**Work to complete:** From the listing below, copy every line with the word "this".

[Data excerpts]
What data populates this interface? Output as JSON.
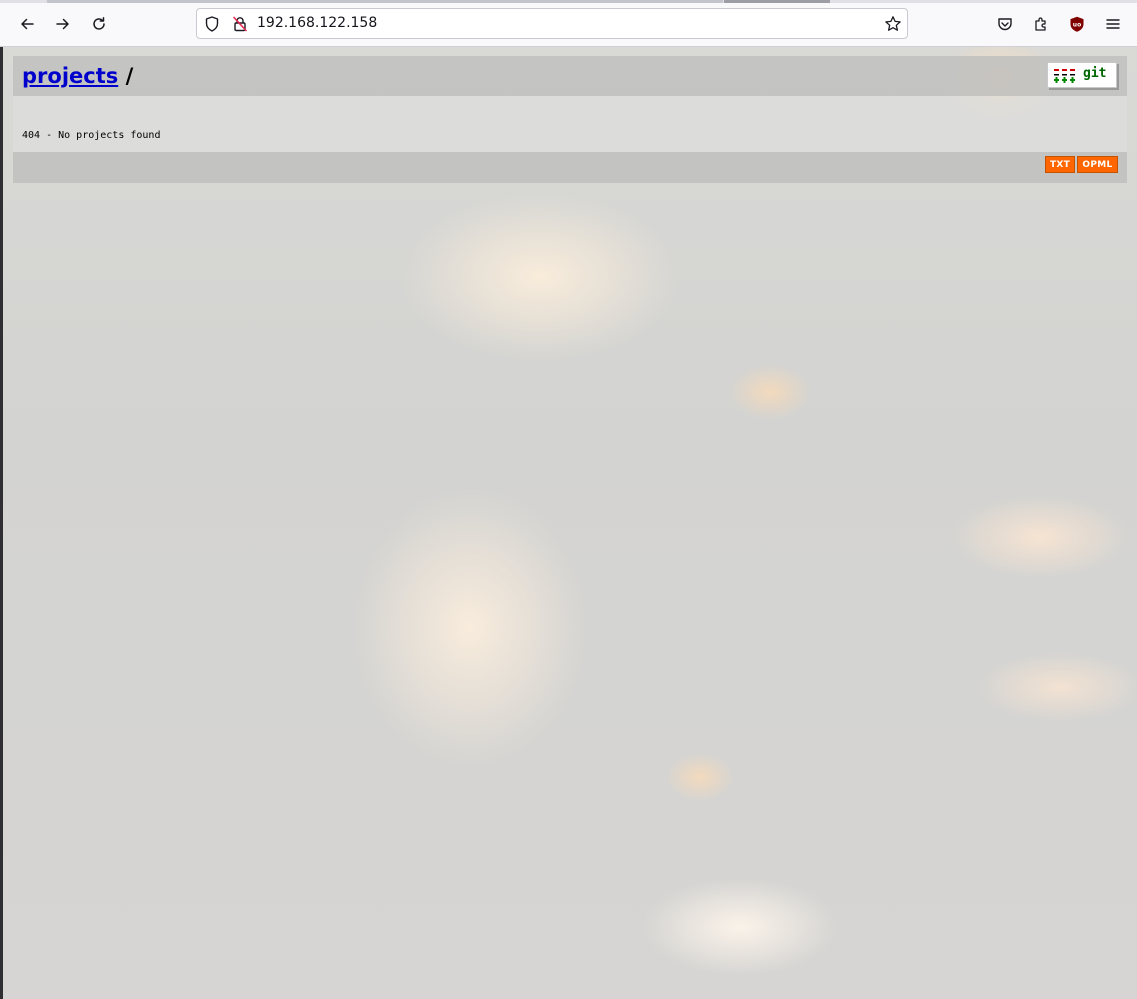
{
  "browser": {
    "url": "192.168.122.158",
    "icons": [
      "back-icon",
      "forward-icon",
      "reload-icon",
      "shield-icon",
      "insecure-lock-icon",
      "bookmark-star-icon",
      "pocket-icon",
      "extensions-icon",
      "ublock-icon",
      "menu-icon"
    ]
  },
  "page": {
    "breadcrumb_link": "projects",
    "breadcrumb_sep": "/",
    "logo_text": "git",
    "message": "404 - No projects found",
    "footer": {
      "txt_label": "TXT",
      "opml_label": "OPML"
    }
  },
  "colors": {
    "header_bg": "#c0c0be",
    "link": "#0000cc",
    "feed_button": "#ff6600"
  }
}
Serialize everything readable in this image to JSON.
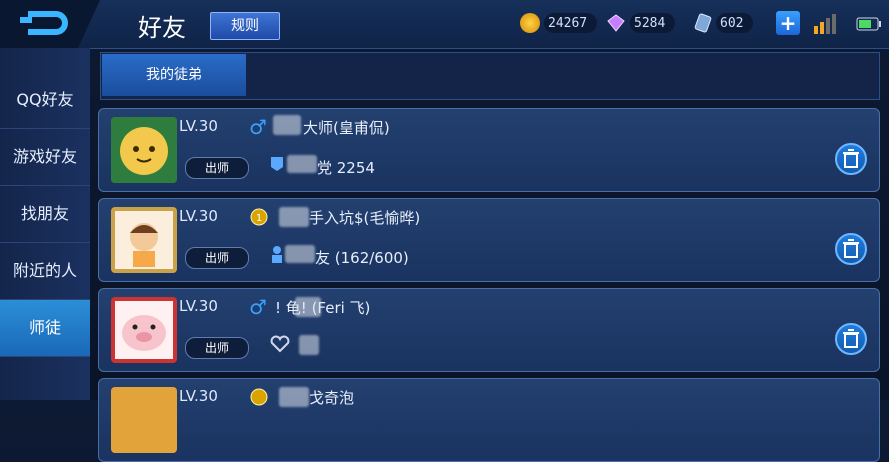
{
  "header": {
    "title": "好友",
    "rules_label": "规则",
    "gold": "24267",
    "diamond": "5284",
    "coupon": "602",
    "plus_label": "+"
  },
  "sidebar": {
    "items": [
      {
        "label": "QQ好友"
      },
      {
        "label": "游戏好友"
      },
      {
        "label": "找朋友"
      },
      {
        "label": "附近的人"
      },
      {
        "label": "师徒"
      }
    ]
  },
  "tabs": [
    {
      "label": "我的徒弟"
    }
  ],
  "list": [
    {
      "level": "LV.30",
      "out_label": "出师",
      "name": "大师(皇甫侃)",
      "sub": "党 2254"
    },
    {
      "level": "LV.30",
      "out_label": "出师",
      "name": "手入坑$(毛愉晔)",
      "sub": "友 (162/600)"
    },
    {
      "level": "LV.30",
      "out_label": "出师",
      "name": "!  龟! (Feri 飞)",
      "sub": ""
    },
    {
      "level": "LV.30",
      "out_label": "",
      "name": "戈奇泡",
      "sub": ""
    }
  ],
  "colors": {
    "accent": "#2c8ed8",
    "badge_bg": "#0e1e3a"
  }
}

--

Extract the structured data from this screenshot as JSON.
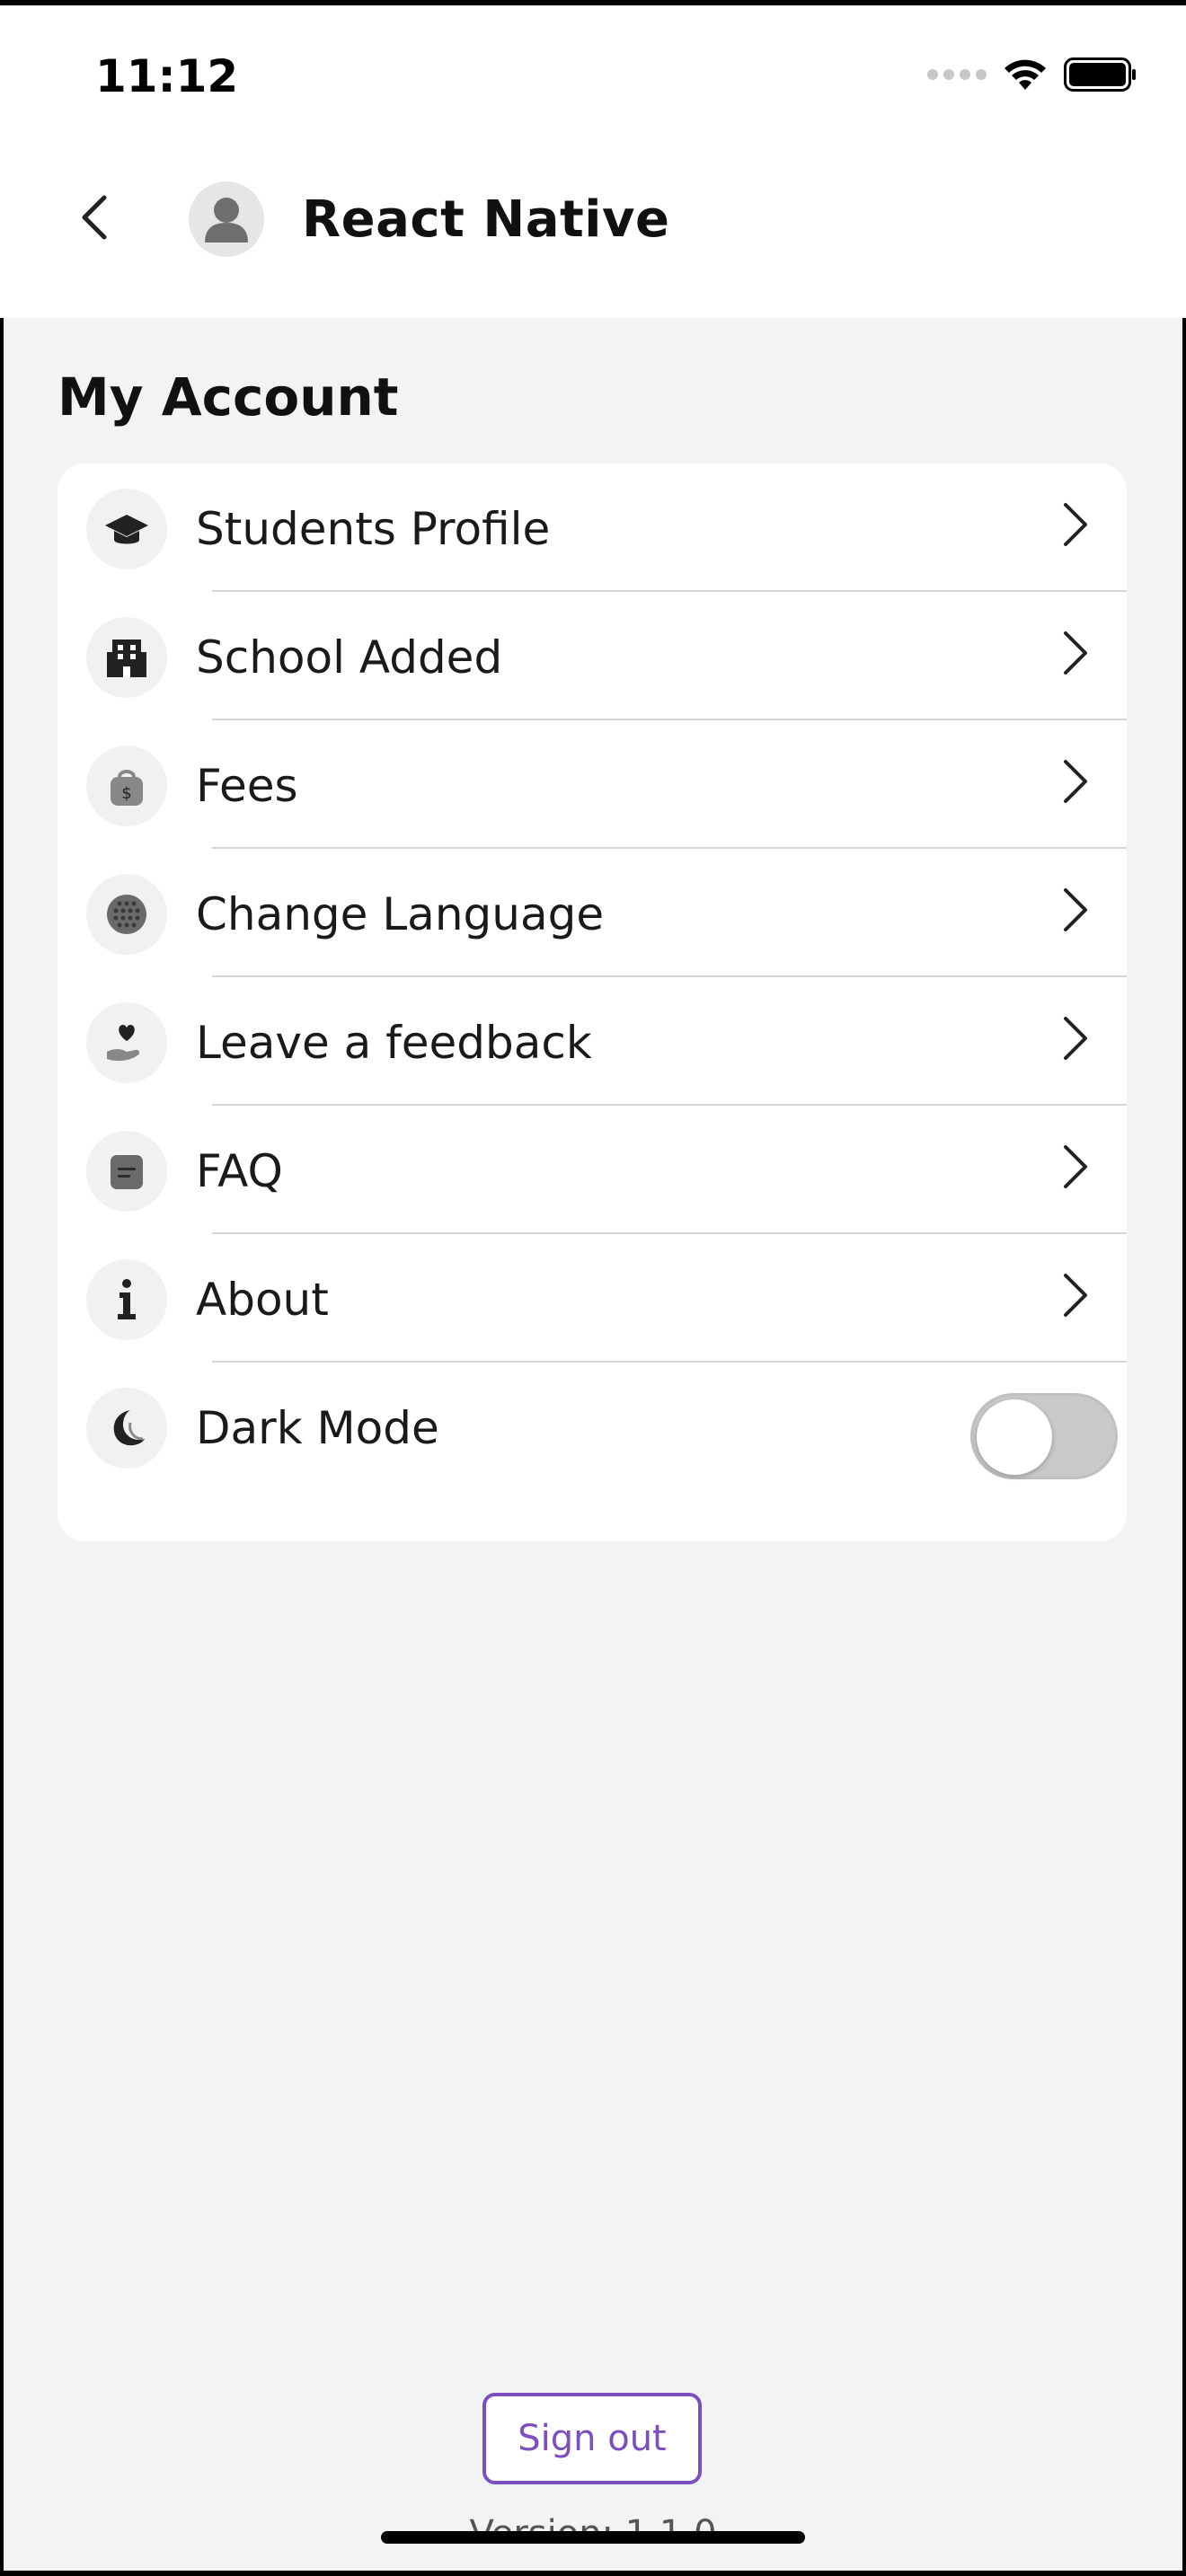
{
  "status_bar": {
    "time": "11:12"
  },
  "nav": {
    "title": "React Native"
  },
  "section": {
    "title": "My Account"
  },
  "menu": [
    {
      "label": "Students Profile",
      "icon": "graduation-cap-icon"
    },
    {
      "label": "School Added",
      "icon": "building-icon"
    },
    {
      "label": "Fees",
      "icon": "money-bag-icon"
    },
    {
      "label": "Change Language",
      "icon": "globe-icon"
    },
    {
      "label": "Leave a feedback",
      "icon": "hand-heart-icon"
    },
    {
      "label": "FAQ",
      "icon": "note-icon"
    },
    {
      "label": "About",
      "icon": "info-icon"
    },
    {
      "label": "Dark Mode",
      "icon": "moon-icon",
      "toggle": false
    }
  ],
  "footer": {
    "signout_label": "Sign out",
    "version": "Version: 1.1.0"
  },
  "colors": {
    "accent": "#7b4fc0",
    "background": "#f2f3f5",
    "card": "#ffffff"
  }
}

**Answer below:**
What data populates this interface? Output as JSON.
Serialize everything readable in this image to JSON.
Extract the structured data from this screenshot as JSON.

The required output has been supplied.